Write out each line word for word. Drop pictures.

Source records:
◇ ◇ ◇ ◇
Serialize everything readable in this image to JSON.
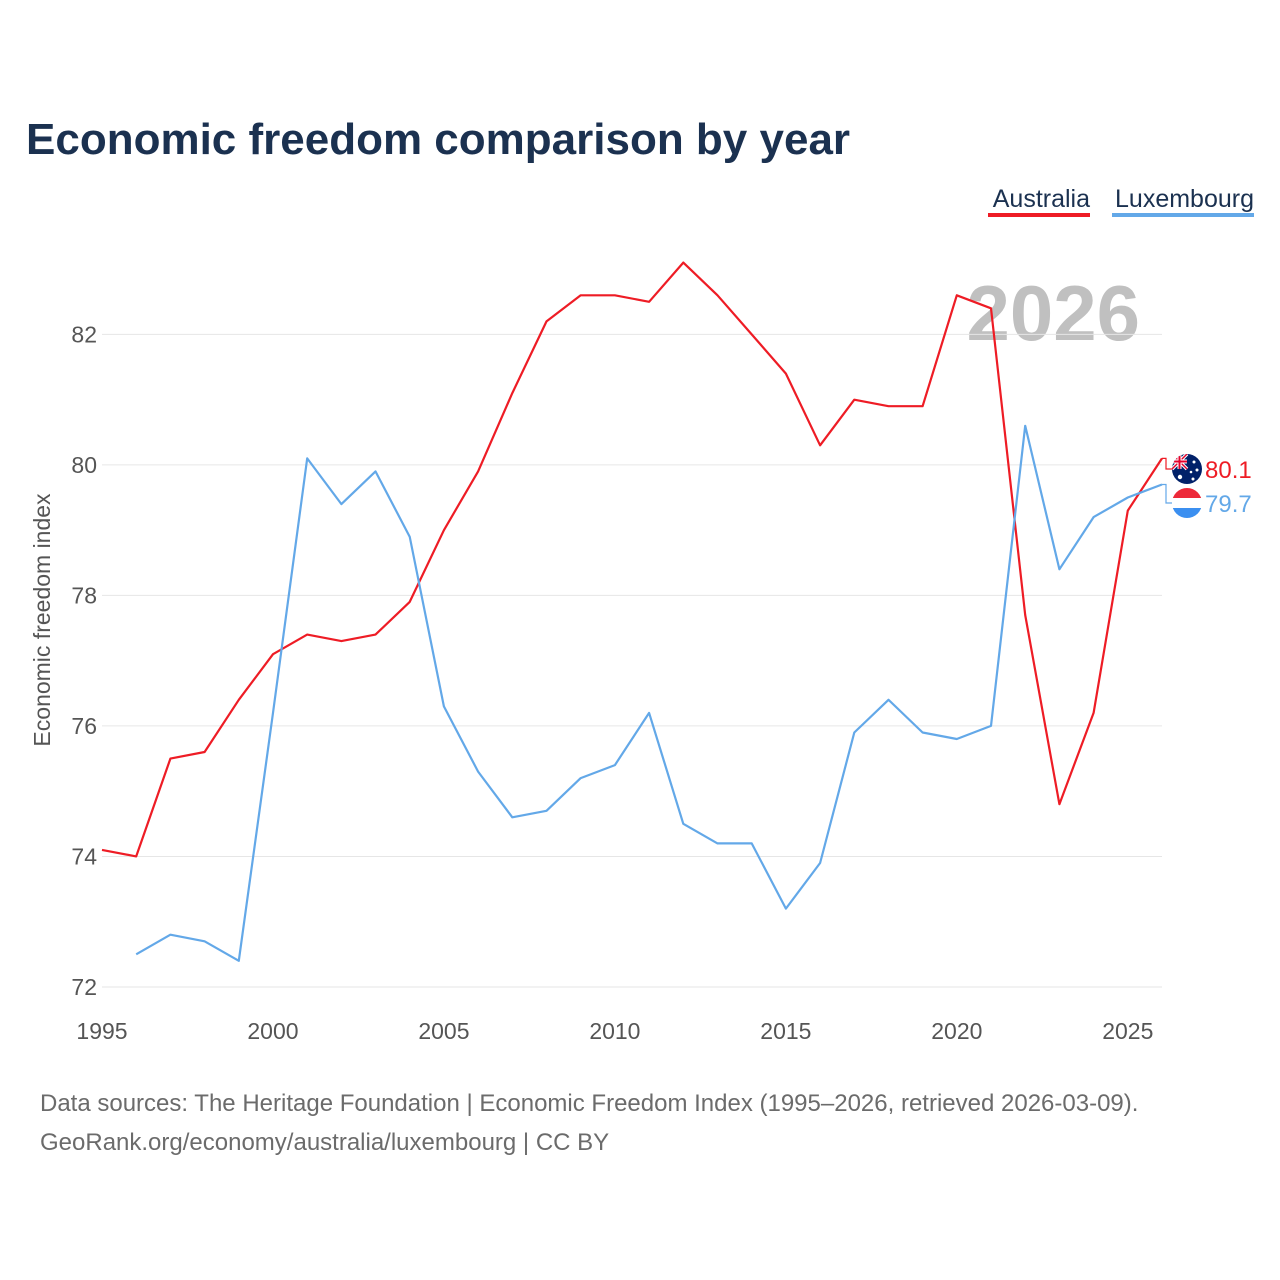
{
  "colors": {
    "title": "#1b3150",
    "grid": "#e6e6e6",
    "tick": "#555555",
    "year_watermark": "#c0c0c0",
    "source": "#6b6b6b"
  },
  "chart_data": {
    "type": "line",
    "title": "Economic freedom comparison by year",
    "xlabel": "",
    "ylabel": "Economic freedom index",
    "xlim": [
      1995,
      2026
    ],
    "ylim": [
      71.8,
      83.6
    ],
    "x_ticks": [
      1995,
      2000,
      2005,
      2010,
      2015,
      2020,
      2025
    ],
    "y_ticks": [
      72,
      74,
      76,
      78,
      80,
      82
    ],
    "year_label": "2026",
    "legend_position": "top-right",
    "series": [
      {
        "name": "Australia",
        "color": "#ee1c25",
        "flag_icon": "australia-flag-icon",
        "end_label": "80.1",
        "x": [
          1995,
          1996,
          1997,
          1998,
          1999,
          2000,
          2001,
          2002,
          2003,
          2004,
          2005,
          2006,
          2007,
          2008,
          2009,
          2010,
          2011,
          2012,
          2013,
          2014,
          2015,
          2016,
          2017,
          2018,
          2019,
          2020,
          2021,
          2022,
          2023,
          2024,
          2025,
          2026
        ],
        "values": [
          74.1,
          74.0,
          75.5,
          75.6,
          76.4,
          77.1,
          77.4,
          77.3,
          77.4,
          77.9,
          79.0,
          79.9,
          81.1,
          82.2,
          82.6,
          82.6,
          82.5,
          83.1,
          82.6,
          82.0,
          81.4,
          80.3,
          81.0,
          80.9,
          80.9,
          82.6,
          82.4,
          77.7,
          74.8,
          76.2,
          79.3,
          80.1
        ]
      },
      {
        "name": "Luxembourg",
        "color": "#63a8e8",
        "flag_icon": "luxembourg-flag-icon",
        "end_label": "79.7",
        "x": [
          1996,
          1997,
          1998,
          1999,
          2000,
          2001,
          2002,
          2003,
          2004,
          2005,
          2006,
          2007,
          2008,
          2009,
          2010,
          2011,
          2012,
          2013,
          2014,
          2015,
          2016,
          2017,
          2018,
          2019,
          2020,
          2021,
          2022,
          2023,
          2024,
          2025,
          2026
        ],
        "values": [
          72.5,
          72.8,
          72.7,
          72.4,
          76.2,
          80.1,
          79.4,
          79.9,
          78.9,
          76.3,
          75.3,
          74.6,
          74.7,
          75.2,
          75.4,
          76.2,
          74.5,
          74.2,
          74.2,
          73.2,
          73.9,
          75.9,
          76.4,
          75.9,
          75.8,
          76.0,
          80.6,
          78.4,
          79.2,
          79.5,
          79.7
        ]
      }
    ]
  },
  "source": {
    "line1": "Data sources: The Heritage Foundation | Economic Freedom Index (1995–2026, retrieved 2026-03-09).",
    "line2": "GeoRank.org/economy/australia/luxembourg | CC BY"
  }
}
◇ ◇ ◇ ◇
The answer:
Serialize everything readable in this image to JSON.
{
  "colors": {
    "title": "#1b3150",
    "grid": "#e6e6e6",
    "tick": "#555555",
    "year_watermark": "#c0c0c0",
    "source": "#6b6b6b"
  },
  "chart_data": {
    "type": "line",
    "title": "Economic freedom comparison by year",
    "xlabel": "",
    "ylabel": "Economic freedom index",
    "xlim": [
      1995,
      2026
    ],
    "ylim": [
      71.8,
      83.6
    ],
    "x_ticks": [
      1995,
      2000,
      2005,
      2010,
      2015,
      2020,
      2025
    ],
    "y_ticks": [
      72,
      74,
      76,
      78,
      80,
      82
    ],
    "year_label": "2026",
    "legend_position": "top-right",
    "series": [
      {
        "name": "Australia",
        "color": "#ee1c25",
        "flag_icon": "australia-flag-icon",
        "end_label": "80.1",
        "x": [
          1995,
          1996,
          1997,
          1998,
          1999,
          2000,
          2001,
          2002,
          2003,
          2004,
          2005,
          2006,
          2007,
          2008,
          2009,
          2010,
          2011,
          2012,
          2013,
          2014,
          2015,
          2016,
          2017,
          2018,
          2019,
          2020,
          2021,
          2022,
          2023,
          2024,
          2025,
          2026
        ],
        "values": [
          74.1,
          74.0,
          75.5,
          75.6,
          76.4,
          77.1,
          77.4,
          77.3,
          77.4,
          77.9,
          79.0,
          79.9,
          81.1,
          82.2,
          82.6,
          82.6,
          82.5,
          83.1,
          82.6,
          82.0,
          81.4,
          80.3,
          81.0,
          80.9,
          80.9,
          82.6,
          82.4,
          77.7,
          74.8,
          76.2,
          79.3,
          80.1
        ]
      },
      {
        "name": "Luxembourg",
        "color": "#63a8e8",
        "flag_icon": "luxembourg-flag-icon",
        "end_label": "79.7",
        "x": [
          1996,
          1997,
          1998,
          1999,
          2000,
          2001,
          2002,
          2003,
          2004,
          2005,
          2006,
          2007,
          2008,
          2009,
          2010,
          2011,
          2012,
          2013,
          2014,
          2015,
          2016,
          2017,
          2018,
          2019,
          2020,
          2021,
          2022,
          2023,
          2024,
          2025,
          2026
        ],
        "values": [
          72.5,
          72.8,
          72.7,
          72.4,
          76.2,
          80.1,
          79.4,
          79.9,
          78.9,
          76.3,
          75.3,
          74.6,
          74.7,
          75.2,
          75.4,
          76.2,
          74.5,
          74.2,
          74.2,
          73.2,
          73.9,
          75.9,
          76.4,
          75.9,
          75.8,
          76.0,
          80.6,
          78.4,
          79.2,
          79.5,
          79.7
        ]
      }
    ]
  },
  "source": {
    "line1": "Data sources: The Heritage Foundation | Economic Freedom Index (1995–2026, retrieved 2026-03-09).",
    "line2": "GeoRank.org/economy/australia/luxembourg | CC BY"
  }
}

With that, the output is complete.